## [GOAL OF THE EXERCISE]
Provide only the number of lines in the data below that contain the word "JSON".

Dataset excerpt
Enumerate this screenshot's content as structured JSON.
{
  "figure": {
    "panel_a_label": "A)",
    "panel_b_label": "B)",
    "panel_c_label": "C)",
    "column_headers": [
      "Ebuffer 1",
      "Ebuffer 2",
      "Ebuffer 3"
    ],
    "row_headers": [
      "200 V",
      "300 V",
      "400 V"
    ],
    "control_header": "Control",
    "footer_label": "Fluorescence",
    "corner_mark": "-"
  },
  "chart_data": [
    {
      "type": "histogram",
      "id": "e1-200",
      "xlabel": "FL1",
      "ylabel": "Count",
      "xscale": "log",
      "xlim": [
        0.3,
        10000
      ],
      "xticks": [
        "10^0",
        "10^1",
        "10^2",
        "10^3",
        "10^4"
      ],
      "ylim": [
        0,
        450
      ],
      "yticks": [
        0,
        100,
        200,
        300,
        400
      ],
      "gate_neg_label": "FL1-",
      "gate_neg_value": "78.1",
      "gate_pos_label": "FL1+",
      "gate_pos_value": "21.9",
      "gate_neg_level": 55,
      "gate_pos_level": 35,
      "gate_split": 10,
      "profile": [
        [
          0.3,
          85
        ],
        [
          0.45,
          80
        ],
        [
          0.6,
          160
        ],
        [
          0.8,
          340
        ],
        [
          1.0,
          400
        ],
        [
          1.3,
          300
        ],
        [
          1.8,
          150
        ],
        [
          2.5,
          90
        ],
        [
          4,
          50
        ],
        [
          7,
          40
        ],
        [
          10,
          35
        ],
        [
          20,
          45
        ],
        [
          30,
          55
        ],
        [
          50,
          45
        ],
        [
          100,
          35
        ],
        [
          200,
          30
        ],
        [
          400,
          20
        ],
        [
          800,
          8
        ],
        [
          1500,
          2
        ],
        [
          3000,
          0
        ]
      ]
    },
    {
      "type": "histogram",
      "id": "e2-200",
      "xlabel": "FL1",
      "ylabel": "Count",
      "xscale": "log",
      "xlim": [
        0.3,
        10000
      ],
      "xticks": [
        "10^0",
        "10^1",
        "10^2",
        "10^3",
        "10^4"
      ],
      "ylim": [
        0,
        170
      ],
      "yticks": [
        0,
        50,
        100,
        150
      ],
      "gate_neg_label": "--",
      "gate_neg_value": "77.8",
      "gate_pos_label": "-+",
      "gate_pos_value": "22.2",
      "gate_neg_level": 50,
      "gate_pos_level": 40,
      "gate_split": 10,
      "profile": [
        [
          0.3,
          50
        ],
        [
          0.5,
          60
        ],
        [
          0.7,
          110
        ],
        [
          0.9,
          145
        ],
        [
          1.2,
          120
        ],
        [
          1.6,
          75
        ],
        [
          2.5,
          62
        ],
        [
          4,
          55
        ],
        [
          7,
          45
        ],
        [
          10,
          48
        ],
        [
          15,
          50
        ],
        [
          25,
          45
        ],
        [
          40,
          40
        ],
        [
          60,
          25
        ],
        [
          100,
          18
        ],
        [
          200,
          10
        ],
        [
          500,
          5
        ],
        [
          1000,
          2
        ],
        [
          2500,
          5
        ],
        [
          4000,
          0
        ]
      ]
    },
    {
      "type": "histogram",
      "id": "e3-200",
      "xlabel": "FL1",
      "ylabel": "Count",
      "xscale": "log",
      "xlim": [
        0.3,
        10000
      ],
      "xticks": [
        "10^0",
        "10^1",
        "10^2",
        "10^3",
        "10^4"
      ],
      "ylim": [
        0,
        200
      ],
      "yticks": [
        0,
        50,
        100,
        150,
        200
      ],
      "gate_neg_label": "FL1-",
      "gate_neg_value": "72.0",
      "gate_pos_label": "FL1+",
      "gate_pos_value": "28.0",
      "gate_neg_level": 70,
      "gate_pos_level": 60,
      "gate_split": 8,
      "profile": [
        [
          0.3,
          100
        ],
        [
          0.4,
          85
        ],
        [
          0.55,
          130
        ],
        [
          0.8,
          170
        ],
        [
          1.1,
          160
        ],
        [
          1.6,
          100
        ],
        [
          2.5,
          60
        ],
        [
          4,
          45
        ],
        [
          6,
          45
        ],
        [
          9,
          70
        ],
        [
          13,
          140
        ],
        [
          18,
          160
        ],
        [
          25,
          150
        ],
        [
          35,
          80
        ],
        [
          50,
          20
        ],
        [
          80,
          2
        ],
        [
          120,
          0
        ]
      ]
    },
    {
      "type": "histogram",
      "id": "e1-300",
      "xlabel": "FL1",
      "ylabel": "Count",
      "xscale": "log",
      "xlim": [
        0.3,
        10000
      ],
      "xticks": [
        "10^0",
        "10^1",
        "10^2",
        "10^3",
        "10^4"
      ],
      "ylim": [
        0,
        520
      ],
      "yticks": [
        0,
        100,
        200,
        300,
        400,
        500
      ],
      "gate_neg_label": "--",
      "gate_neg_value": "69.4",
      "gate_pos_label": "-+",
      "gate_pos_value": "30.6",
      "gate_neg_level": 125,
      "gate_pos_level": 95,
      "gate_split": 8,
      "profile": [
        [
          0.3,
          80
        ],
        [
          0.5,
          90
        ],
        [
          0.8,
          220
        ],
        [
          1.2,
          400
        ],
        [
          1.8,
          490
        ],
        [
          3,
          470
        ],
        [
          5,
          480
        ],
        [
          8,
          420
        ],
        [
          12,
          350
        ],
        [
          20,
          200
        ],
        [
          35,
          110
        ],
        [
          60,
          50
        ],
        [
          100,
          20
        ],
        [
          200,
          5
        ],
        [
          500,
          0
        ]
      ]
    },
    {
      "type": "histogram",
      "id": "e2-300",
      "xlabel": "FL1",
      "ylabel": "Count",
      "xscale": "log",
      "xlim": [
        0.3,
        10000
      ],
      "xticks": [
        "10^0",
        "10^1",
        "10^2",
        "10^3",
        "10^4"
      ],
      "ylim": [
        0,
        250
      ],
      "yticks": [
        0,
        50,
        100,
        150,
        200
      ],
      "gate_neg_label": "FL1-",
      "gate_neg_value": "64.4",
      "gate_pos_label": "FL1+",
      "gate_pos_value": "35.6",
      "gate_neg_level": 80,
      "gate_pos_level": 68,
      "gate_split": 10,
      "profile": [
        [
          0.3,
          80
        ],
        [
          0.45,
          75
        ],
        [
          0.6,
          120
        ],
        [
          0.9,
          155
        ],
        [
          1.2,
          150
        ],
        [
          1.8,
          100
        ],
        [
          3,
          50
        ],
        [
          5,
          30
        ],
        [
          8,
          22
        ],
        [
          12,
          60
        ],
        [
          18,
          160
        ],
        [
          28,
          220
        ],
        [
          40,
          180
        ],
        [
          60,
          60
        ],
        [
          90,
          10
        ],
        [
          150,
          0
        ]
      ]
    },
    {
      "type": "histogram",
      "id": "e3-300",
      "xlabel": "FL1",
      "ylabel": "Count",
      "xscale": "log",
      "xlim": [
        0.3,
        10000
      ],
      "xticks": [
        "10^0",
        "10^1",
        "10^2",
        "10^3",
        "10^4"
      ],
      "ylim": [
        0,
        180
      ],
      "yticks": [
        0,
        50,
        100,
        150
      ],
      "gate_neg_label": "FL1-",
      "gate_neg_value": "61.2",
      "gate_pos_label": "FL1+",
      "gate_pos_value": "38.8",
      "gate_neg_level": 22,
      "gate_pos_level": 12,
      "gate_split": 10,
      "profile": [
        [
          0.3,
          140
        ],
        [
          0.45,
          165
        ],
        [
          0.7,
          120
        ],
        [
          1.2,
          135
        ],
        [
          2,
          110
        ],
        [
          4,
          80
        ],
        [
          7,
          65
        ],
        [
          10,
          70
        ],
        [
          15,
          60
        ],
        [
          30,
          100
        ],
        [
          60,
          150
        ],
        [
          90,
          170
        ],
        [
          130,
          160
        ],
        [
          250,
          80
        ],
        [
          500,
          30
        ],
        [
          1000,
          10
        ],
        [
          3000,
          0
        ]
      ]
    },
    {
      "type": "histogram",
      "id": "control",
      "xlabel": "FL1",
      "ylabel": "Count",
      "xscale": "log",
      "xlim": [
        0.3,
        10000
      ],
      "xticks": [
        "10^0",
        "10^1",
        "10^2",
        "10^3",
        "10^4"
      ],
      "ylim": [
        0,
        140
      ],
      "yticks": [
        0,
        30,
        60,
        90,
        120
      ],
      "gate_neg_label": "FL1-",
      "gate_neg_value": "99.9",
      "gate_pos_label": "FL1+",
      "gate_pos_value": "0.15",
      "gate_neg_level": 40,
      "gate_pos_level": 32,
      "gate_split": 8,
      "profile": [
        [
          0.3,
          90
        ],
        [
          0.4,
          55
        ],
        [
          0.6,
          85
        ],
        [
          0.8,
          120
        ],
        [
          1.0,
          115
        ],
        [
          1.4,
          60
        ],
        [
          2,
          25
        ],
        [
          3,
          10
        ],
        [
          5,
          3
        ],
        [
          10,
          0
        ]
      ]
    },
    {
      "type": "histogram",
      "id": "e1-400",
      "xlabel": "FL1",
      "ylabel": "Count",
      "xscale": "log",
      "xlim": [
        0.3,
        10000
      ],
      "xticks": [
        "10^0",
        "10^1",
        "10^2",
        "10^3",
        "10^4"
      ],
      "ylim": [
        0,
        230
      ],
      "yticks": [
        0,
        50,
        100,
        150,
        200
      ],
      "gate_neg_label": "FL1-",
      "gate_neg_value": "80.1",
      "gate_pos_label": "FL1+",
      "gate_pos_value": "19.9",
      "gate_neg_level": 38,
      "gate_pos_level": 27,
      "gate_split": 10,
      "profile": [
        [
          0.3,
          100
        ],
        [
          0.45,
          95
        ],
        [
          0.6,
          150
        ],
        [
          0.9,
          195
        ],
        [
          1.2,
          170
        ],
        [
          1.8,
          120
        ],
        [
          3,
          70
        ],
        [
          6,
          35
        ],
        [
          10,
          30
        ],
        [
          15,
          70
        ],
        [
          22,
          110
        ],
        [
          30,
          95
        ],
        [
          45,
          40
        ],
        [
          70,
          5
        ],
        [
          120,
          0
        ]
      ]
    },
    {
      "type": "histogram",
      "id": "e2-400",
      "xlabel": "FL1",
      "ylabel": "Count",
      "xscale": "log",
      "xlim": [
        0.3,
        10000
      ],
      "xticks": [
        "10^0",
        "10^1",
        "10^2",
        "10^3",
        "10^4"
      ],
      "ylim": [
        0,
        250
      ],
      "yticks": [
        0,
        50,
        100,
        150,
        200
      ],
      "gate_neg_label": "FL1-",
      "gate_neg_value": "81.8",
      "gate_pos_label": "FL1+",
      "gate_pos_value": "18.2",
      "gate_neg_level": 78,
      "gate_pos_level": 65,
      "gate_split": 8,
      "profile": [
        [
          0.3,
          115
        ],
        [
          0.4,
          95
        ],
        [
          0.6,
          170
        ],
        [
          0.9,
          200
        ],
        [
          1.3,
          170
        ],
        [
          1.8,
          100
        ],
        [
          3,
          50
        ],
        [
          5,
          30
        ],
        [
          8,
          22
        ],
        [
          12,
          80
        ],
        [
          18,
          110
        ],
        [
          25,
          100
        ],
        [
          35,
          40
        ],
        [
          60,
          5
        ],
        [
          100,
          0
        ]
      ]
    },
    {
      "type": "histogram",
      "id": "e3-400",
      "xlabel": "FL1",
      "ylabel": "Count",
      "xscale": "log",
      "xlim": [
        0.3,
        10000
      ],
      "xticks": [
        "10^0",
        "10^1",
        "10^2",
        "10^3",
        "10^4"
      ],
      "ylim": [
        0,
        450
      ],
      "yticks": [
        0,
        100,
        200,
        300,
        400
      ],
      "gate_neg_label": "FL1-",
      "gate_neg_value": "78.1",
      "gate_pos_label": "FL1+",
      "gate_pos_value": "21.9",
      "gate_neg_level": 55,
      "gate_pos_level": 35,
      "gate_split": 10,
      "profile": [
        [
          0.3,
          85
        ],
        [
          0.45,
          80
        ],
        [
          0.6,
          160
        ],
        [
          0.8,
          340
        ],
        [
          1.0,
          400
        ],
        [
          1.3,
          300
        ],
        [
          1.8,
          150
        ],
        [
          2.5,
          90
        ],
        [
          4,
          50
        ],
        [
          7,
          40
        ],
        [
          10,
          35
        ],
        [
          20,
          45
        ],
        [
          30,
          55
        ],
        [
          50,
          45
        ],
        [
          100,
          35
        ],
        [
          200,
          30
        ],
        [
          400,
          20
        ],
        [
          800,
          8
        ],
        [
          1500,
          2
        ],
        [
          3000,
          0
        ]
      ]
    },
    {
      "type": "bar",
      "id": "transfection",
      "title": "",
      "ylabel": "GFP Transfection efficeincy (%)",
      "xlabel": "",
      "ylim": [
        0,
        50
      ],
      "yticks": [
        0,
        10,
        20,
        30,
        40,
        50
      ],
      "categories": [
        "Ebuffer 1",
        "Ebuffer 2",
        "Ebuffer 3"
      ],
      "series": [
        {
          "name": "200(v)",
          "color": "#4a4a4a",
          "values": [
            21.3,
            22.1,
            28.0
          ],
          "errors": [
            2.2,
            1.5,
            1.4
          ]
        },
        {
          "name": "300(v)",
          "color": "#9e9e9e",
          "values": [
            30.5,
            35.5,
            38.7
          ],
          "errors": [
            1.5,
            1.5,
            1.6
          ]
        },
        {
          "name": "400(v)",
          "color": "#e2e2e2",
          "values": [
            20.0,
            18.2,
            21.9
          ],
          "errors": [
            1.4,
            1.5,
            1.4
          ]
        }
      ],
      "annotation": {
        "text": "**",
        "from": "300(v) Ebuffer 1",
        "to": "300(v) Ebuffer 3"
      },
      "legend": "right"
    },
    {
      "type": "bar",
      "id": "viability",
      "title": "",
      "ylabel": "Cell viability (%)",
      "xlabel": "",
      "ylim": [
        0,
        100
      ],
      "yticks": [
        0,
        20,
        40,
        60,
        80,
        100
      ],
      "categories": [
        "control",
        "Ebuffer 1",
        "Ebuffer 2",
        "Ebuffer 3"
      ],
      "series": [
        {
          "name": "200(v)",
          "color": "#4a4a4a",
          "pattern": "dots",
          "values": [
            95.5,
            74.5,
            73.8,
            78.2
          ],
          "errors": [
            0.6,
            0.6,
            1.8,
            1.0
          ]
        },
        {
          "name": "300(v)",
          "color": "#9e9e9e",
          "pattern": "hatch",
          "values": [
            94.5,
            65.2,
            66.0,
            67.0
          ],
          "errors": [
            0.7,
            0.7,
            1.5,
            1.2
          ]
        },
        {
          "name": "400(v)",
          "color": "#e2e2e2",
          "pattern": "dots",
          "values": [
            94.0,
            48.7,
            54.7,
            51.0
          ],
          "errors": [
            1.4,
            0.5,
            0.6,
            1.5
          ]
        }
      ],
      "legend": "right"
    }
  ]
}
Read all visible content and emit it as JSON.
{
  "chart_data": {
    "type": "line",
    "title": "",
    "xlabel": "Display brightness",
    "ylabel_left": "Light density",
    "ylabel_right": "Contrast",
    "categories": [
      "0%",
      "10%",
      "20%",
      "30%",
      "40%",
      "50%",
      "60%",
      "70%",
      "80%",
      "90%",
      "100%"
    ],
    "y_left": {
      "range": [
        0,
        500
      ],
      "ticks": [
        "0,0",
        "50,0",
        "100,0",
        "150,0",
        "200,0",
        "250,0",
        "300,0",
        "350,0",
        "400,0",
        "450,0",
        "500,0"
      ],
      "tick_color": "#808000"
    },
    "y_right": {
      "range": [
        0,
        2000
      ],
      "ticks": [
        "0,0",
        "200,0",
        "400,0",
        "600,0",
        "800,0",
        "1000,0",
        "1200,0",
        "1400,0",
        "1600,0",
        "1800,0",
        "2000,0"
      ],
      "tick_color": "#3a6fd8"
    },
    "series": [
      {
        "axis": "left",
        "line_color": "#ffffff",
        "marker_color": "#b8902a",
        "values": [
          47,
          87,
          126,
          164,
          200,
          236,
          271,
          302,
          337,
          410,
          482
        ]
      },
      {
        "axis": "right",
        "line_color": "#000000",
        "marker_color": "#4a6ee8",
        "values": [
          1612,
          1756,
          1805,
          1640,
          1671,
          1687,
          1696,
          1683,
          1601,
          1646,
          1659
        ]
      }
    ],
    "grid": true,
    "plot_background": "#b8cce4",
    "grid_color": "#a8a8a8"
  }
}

## [TASK RESULT]
2